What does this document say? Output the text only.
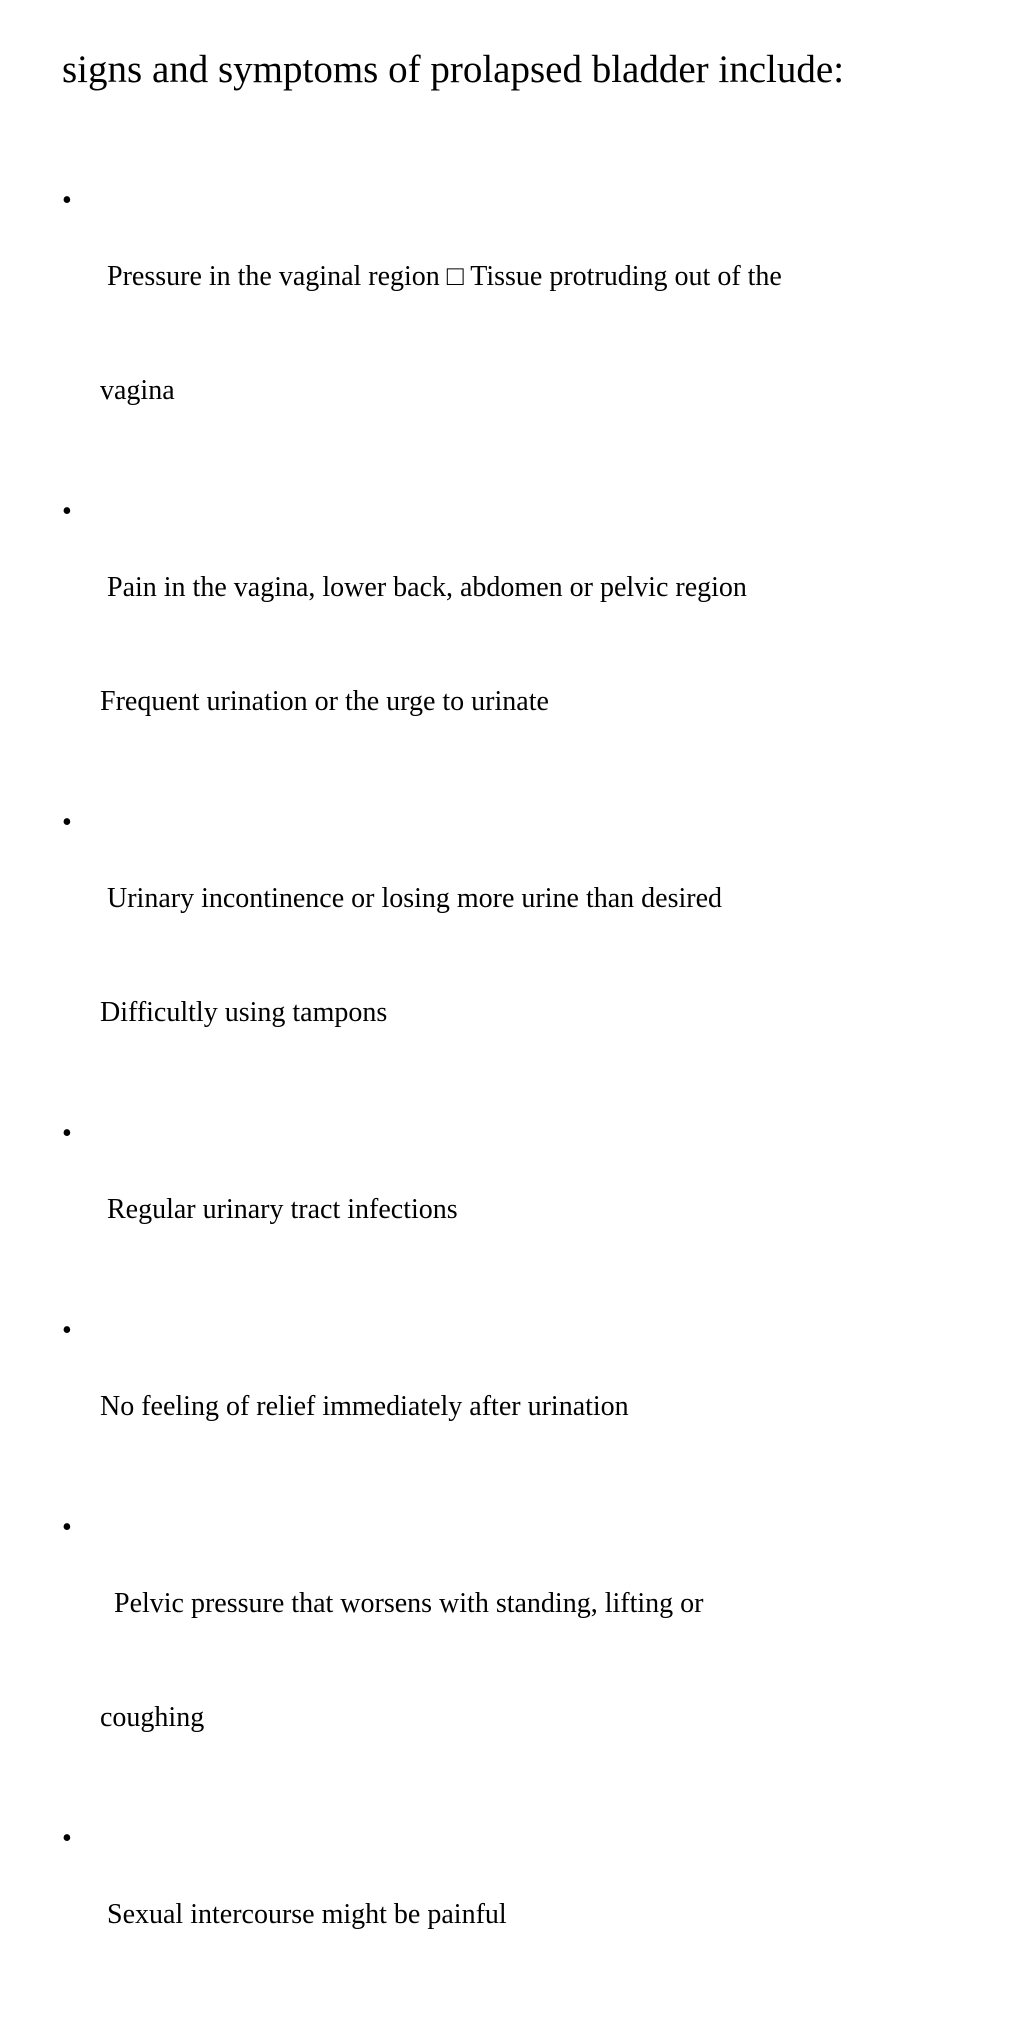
signs and symptoms of prolapsed bladder include:
•

Pressure in the vaginal region □ Tissue protruding out of the

vagina

•

Pain in the vagina, lower back, abdomen or pelvic region

Frequent urination or the urge to urinate

•

Urinary incontinence or losing more urine than desired

Difficultly using tampons

•

Regular urinary tract infections

•

No feeling of relief immediately after urination

•

Pelvic pressure that worsens with standing, lifting or

coughing

•

Sexual intercourse might be painful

Written task -> Every record above should be transcribed exactly; the pictures stay out of the copy.

Solution for this exercise ->
What does this document say? Output the text only.
signs and symptoms of prolapsed bladder include:
•

Pressure in the vaginal region □ Tissue protruding out of the

vagina

•

Pain in the vagina, lower back, abdomen or pelvic region

Frequent urination or the urge to urinate

•

Urinary incontinence or losing more urine than desired

Difficultly using tampons

•

Regular urinary tract infections

•

No feeling of relief immediately after urination

•

Pelvic pressure that worsens with standing, lifting or

coughing

•

Sexual intercourse might be painful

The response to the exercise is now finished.